REQUIRED TASK:
Your task is to copy every line of the records below that contains "حينه".

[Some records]
┄┄┄┄┄┄┄┄┄┄
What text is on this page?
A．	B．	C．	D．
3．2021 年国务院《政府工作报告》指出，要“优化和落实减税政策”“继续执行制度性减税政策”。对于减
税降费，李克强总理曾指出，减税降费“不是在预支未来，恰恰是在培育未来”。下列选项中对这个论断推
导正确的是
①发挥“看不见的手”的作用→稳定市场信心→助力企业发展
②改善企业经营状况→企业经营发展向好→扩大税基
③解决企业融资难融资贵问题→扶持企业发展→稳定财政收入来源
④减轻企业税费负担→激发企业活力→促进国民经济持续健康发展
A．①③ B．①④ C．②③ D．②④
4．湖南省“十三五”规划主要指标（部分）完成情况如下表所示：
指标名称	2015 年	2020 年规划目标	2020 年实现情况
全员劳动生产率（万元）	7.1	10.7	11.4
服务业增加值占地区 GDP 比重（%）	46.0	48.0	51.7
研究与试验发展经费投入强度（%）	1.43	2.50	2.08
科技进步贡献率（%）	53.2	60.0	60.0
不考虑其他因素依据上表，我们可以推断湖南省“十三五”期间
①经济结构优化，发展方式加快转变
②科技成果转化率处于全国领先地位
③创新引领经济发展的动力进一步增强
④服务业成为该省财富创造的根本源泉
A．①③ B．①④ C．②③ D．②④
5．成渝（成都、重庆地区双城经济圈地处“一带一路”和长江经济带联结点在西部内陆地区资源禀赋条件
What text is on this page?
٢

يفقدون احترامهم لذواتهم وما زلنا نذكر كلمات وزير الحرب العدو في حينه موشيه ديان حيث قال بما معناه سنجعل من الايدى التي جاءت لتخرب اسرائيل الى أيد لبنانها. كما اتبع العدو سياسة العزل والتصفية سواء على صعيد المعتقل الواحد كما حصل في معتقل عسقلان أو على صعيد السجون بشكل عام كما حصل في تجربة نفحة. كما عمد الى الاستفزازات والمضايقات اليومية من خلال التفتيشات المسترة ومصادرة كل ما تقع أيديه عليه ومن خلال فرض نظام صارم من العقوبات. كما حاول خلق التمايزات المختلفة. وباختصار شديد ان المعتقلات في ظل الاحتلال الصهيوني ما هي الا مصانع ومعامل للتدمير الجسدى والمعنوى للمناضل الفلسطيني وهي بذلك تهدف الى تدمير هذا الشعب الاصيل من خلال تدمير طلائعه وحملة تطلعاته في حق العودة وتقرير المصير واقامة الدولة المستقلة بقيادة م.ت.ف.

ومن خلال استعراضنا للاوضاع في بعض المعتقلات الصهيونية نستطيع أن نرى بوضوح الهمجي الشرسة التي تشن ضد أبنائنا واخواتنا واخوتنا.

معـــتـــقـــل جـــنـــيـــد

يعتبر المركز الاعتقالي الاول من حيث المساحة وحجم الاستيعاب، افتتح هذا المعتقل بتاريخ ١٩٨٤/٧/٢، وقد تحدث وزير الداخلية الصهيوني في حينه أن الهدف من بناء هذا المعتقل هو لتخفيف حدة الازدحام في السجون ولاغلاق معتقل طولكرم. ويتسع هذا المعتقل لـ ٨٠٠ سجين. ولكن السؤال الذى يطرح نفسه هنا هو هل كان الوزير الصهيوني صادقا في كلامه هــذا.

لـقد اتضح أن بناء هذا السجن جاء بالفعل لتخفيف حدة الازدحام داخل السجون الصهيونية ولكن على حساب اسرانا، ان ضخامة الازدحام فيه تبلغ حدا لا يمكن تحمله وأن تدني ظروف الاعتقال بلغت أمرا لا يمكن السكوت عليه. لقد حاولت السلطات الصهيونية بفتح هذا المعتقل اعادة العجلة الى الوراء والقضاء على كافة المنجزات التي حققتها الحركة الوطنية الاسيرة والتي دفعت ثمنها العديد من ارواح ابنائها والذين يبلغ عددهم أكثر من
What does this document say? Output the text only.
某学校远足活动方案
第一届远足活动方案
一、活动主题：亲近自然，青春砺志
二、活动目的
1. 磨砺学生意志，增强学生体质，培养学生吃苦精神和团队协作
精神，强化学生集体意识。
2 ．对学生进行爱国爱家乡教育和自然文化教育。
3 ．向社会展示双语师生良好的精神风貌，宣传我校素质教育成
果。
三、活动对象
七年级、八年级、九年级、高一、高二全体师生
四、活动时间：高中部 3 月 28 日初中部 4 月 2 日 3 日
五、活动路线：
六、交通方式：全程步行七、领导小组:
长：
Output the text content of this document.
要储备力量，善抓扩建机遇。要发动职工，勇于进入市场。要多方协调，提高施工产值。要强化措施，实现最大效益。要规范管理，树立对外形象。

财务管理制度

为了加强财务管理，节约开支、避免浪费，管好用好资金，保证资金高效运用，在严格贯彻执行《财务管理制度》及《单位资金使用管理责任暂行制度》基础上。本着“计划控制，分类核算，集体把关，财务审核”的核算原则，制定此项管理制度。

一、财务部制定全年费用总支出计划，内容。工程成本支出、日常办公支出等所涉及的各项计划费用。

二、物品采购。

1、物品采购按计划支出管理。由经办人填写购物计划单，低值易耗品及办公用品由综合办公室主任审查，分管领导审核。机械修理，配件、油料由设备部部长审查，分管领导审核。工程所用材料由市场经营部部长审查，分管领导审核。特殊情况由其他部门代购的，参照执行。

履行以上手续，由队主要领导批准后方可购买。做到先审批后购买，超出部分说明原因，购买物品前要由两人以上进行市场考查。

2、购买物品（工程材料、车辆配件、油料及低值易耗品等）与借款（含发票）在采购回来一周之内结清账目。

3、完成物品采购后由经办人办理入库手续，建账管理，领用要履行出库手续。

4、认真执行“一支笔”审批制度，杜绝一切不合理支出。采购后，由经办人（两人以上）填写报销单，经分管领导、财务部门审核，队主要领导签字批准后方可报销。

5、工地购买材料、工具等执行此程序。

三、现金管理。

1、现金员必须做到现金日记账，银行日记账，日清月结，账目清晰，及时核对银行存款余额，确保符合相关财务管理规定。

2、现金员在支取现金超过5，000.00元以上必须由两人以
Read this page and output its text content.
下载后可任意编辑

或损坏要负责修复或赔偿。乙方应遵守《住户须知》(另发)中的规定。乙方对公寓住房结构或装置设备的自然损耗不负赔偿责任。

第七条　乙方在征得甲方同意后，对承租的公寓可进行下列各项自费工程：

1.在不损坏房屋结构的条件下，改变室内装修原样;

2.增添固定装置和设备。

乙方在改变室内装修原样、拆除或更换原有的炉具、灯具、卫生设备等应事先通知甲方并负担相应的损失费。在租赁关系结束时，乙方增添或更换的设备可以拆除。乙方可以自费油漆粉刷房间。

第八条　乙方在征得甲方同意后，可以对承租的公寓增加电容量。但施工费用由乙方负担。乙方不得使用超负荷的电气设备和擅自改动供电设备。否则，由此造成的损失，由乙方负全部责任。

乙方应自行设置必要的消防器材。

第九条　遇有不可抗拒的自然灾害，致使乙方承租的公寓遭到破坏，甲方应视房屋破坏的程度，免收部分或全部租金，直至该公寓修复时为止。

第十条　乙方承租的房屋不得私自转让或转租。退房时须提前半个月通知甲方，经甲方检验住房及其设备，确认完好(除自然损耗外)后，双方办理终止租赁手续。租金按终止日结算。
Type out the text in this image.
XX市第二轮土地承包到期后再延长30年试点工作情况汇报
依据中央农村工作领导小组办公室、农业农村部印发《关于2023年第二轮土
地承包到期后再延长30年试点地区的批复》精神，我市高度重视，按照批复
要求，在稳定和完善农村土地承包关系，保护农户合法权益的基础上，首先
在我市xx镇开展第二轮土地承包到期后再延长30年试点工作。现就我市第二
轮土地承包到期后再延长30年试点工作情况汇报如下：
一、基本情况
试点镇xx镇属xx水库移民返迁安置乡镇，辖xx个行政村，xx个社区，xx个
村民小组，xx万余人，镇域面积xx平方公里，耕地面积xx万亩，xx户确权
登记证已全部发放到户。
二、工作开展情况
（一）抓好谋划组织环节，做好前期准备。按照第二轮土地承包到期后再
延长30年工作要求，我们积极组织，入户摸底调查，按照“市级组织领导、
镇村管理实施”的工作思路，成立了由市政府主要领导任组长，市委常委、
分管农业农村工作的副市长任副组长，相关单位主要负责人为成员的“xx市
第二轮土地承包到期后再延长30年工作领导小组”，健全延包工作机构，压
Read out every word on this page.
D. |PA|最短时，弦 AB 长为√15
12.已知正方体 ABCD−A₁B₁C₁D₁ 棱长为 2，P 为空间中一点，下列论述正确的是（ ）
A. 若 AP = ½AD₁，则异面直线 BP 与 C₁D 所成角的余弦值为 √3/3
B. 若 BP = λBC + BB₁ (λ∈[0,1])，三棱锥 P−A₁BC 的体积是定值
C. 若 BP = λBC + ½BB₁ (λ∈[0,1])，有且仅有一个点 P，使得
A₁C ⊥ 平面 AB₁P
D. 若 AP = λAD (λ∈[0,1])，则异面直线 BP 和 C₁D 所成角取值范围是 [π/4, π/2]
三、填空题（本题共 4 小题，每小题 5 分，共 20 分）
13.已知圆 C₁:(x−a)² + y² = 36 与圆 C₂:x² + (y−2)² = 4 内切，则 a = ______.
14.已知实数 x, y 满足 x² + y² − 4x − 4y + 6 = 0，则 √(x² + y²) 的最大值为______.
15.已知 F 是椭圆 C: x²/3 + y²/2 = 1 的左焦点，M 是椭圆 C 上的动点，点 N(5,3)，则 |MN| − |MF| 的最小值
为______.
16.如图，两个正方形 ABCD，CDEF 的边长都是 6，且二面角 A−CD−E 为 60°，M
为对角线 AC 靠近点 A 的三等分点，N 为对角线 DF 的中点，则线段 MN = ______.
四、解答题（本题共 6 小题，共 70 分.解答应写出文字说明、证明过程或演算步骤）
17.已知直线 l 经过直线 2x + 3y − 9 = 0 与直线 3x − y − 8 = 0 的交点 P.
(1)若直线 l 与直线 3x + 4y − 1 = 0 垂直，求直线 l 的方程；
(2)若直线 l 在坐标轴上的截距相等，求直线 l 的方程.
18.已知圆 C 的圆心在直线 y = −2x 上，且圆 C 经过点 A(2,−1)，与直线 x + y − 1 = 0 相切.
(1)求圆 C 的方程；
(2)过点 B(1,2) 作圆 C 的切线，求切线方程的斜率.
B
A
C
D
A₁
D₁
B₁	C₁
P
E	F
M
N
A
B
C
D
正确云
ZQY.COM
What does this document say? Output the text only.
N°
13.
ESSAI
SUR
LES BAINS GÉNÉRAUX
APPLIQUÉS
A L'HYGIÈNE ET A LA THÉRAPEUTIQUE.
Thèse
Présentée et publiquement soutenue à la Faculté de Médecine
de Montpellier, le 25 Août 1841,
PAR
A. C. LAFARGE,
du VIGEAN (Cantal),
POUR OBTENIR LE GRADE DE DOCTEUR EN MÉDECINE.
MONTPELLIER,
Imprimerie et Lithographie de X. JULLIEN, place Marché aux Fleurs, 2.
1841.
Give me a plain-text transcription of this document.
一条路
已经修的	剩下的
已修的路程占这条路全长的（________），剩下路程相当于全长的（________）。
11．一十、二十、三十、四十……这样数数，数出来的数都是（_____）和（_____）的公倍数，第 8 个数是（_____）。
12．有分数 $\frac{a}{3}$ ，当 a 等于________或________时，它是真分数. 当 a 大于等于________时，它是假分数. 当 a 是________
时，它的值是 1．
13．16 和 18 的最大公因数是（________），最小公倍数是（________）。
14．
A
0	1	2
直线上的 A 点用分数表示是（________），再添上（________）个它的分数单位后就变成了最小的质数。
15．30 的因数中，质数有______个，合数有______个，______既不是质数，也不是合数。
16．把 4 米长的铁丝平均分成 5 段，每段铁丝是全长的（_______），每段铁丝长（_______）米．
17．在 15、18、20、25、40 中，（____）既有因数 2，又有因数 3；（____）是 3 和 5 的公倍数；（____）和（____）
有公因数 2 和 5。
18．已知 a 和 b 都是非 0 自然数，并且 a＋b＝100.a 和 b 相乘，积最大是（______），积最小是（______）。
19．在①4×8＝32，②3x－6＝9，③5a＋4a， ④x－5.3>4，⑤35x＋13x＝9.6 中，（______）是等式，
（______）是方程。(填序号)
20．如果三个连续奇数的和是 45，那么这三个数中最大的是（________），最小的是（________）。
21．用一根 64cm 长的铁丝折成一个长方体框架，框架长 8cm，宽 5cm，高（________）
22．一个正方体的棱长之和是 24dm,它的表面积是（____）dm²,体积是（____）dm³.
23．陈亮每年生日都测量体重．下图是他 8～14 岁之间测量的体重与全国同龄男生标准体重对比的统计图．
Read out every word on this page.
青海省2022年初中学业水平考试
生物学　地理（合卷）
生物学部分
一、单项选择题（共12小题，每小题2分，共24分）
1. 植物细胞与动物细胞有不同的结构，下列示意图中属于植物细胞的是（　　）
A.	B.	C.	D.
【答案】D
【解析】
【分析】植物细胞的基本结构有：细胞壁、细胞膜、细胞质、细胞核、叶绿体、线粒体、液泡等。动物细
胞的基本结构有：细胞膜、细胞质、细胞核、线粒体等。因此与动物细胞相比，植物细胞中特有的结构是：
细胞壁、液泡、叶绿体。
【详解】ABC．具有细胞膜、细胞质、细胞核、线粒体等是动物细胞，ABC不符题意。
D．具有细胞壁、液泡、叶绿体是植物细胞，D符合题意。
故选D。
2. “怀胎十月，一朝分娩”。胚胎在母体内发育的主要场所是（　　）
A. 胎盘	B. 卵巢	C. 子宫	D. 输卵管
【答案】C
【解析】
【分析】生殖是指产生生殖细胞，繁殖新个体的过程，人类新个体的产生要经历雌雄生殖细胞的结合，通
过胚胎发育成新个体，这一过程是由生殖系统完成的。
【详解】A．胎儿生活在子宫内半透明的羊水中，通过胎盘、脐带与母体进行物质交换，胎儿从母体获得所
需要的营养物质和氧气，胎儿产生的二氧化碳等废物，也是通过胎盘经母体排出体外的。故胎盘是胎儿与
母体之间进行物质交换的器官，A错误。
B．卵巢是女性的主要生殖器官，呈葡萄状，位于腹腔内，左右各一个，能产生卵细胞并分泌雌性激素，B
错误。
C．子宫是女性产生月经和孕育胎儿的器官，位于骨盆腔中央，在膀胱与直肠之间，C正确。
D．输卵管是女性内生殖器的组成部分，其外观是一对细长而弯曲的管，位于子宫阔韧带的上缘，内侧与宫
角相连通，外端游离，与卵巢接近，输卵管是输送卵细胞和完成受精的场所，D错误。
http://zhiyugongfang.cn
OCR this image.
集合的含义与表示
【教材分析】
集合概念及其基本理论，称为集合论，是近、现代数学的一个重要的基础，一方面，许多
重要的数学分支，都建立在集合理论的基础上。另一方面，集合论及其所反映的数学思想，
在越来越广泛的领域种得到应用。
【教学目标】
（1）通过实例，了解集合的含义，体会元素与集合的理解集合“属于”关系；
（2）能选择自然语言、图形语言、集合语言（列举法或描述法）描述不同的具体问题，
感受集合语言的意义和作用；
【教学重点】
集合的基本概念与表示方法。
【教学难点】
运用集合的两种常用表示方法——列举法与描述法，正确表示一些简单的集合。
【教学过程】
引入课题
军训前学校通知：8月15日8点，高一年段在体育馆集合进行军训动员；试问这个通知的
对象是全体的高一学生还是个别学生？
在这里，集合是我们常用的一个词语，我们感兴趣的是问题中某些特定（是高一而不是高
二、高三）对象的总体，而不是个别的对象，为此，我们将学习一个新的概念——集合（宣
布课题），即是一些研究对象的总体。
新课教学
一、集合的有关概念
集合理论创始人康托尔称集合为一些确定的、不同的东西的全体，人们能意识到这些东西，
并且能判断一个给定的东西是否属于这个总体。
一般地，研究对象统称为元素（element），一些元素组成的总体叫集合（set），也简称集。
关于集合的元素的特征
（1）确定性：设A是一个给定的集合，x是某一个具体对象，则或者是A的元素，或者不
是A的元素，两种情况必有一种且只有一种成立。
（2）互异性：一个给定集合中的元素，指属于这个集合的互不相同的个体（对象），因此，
┄┄┄┄┄┄┄┄┄┄
OUTPUT OF THE EXERCISE:
يفقدون احترامهم لذواتهم وما زلنا نذكر كلمات وزير الحرب العدو في حينه موشيه ديان حيث قال بما معناه سنجعل من الايدى التي جاءت لتخرب اسرائيل الى أيد لبنانها. كما اتبع العدو سياسة العزل والتصفية سواء على صعيد المعتقل الواحد كما حصل في معتقل عسقلان أو على صعيد السجون بشكل عام كما حصل في تجربة نفحة. كما عمد الى الاستفزازات والمضايقات اليومية من خلال التفتيشات المسترة ومصادرة كل ما تقع أيديه عليه ومن خلال فرض نظام صارم من العقوبات. كما حاول خلق التمايزات المختلفة. وباختصار شديد ان المعتقلات في ظل الاحتلال الصهيوني ما هي الا مصانع ومعامل للتدمير الجسدى والمعنوى للمناضل الفلسطيني وهي بذلك تهدف الى تدمير هذا الشعب الاصيل من خلال تدمير طلائعه وحملة تطلعاته في حق العودة وتقرير المصير واقامة الدولة المستقلة بقيادة م.ت.ف.
يعتبر المركز الاعتقالي الاول من حيث المساحة وحجم الاستيعاب، افتتح هذا المعتقل بتاريخ ١٩٨٤/٧/٢، وقد تحدث وزير الداخلية الصهيوني في حينه أن الهدف من بناء هذا المعتقل هو لتخفيف حدة الازدحام في السجون ولاغلاق معتقل طولكرم. ويتسع هذا المعتقل لـ ٨٠٠ سجين. ولكن السؤال الذى يطرح نفسه هنا هو هل كان الوزير الصهيوني صادقا في كلامه هــذا.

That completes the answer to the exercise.